**Work instructions**
In the entries below, find the lines that contain the word "auch" and copy them.

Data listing

——

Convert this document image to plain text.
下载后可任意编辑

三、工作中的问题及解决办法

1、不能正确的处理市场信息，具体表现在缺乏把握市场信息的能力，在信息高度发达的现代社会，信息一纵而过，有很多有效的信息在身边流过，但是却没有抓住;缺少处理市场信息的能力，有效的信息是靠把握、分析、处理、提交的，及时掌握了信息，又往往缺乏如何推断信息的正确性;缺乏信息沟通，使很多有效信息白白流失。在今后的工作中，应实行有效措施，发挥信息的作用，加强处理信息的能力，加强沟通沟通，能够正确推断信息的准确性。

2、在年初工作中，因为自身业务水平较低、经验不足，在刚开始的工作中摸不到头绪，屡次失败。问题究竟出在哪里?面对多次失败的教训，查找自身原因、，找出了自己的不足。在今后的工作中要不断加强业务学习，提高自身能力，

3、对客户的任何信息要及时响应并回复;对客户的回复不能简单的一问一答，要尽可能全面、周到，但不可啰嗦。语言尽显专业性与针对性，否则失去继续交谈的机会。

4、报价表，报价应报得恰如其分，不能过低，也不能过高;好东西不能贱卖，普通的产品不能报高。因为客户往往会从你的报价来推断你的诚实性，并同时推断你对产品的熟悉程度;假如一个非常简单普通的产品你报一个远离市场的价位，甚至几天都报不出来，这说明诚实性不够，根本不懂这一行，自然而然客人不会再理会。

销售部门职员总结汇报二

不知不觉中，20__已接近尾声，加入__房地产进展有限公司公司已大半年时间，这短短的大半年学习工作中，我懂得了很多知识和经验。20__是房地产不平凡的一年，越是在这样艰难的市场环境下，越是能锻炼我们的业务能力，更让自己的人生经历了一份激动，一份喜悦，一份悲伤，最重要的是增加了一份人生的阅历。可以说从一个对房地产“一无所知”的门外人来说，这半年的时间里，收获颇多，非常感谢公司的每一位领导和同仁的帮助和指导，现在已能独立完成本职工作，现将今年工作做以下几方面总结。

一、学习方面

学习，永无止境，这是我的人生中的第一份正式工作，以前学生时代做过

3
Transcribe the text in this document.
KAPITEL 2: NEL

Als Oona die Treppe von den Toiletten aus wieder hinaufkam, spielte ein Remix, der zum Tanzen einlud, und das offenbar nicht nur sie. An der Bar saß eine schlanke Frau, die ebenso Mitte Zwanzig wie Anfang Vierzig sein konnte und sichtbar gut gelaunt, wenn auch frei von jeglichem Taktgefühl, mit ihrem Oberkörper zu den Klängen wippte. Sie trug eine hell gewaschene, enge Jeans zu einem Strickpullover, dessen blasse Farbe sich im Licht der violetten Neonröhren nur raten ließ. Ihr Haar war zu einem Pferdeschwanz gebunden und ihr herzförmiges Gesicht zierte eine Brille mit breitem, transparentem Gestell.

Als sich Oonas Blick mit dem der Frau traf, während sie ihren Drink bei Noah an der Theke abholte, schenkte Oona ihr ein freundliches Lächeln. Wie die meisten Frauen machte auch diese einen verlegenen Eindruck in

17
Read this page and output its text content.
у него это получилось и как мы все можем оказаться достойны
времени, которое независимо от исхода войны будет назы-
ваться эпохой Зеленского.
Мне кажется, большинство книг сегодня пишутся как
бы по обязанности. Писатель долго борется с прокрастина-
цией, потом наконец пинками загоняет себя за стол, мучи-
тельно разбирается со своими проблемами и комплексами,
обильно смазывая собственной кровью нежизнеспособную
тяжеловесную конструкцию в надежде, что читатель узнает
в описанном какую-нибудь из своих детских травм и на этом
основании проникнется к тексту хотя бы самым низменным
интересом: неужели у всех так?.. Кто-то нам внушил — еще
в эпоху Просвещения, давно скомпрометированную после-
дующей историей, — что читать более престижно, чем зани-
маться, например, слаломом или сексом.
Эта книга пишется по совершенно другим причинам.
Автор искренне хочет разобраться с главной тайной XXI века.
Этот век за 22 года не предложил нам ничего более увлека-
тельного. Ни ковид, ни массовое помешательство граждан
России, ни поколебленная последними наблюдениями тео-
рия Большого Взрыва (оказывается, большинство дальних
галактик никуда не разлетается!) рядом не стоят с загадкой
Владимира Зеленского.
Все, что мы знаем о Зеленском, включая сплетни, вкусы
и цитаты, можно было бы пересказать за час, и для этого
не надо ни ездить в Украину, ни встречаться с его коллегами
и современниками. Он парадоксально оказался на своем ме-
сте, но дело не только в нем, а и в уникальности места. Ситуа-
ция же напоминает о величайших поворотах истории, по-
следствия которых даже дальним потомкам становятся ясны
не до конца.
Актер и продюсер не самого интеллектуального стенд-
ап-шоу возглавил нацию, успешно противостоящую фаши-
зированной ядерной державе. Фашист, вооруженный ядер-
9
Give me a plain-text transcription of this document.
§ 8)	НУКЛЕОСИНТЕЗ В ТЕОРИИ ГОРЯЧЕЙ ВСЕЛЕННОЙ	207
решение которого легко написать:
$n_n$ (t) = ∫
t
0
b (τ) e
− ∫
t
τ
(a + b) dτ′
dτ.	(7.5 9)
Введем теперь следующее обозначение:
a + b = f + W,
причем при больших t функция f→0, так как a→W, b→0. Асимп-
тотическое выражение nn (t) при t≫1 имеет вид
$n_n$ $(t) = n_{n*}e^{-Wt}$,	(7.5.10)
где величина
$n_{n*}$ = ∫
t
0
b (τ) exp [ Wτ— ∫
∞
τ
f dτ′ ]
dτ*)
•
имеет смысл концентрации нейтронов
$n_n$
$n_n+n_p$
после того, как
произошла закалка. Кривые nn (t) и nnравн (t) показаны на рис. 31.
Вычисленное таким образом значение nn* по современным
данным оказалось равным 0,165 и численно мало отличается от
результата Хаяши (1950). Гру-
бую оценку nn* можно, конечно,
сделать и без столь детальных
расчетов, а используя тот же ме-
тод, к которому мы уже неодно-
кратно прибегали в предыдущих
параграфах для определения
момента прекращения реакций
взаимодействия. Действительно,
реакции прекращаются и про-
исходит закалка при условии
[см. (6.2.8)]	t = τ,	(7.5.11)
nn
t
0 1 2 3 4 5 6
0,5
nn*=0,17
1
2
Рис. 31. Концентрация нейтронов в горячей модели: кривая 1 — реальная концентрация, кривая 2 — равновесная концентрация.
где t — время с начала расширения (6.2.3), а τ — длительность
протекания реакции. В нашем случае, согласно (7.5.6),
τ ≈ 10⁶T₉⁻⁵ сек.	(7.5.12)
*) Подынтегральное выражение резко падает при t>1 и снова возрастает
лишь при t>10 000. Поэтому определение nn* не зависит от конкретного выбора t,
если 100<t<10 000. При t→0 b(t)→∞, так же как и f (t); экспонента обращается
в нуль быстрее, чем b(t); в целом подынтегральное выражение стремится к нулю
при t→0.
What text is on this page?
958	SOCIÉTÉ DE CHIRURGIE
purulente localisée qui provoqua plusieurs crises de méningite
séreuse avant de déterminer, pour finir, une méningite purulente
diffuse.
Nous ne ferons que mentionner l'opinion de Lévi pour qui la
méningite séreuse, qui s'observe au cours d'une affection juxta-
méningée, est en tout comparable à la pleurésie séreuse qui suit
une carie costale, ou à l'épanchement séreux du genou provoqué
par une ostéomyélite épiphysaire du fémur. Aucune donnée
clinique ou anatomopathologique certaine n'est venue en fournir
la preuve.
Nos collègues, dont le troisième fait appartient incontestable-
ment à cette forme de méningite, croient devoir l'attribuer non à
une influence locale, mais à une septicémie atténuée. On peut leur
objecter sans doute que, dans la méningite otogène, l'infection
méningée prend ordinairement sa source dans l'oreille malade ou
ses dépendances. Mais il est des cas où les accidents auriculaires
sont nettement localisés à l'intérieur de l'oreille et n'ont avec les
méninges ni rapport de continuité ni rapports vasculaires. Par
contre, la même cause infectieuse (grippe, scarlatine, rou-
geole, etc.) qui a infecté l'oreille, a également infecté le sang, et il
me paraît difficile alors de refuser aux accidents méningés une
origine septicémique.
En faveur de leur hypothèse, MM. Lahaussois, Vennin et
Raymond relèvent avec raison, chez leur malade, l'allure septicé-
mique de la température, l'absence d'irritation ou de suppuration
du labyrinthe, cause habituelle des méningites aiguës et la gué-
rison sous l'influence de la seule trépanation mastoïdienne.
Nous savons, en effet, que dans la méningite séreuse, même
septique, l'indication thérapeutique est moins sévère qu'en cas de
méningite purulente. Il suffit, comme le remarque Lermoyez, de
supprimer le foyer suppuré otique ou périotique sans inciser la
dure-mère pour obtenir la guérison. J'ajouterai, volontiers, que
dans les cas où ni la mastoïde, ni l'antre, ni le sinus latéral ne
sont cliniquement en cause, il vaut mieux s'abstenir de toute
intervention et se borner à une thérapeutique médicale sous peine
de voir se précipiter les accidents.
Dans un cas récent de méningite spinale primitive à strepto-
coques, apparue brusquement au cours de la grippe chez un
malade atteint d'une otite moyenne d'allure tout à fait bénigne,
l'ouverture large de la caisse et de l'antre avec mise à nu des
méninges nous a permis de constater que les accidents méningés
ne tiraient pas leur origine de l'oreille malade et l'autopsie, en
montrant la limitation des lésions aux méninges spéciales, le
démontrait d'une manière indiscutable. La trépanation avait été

——

**Solved problem**
Als Oona die Treppe von den Toiletten aus wieder hinaufkam, spielte ein Remix, der zum Tanzen einlud, und das offenbar nicht nur sie. An der Bar saß eine schlanke Frau, die ebenso Mitte Zwanzig wie Anfang Vierzig sein konnte und sichtbar gut gelaunt, wenn auch frei von jeglichem Taktgefühl, mit ihrem Oberkörper zu den Klängen wippte. Sie trug eine hell gewaschene, enge Jeans zu einem Strickpullover, dessen blasse Farbe sich im Licht der violetten Neonröhren nur raten ließ. Ihr Haar war zu einem Pferdeschwanz gebunden und ihr herzförmiges Gesicht zierte eine Brille mit breitem, transparentem Gestell.
Als sich Oonas Blick mit dem der Frau traf, während sie ihren Drink bei Noah an der Theke abholte, schenkte Oona ihr ein freundliches Lächeln. Wie die meisten Frauen machte auch diese einen verlegenen Eindruck in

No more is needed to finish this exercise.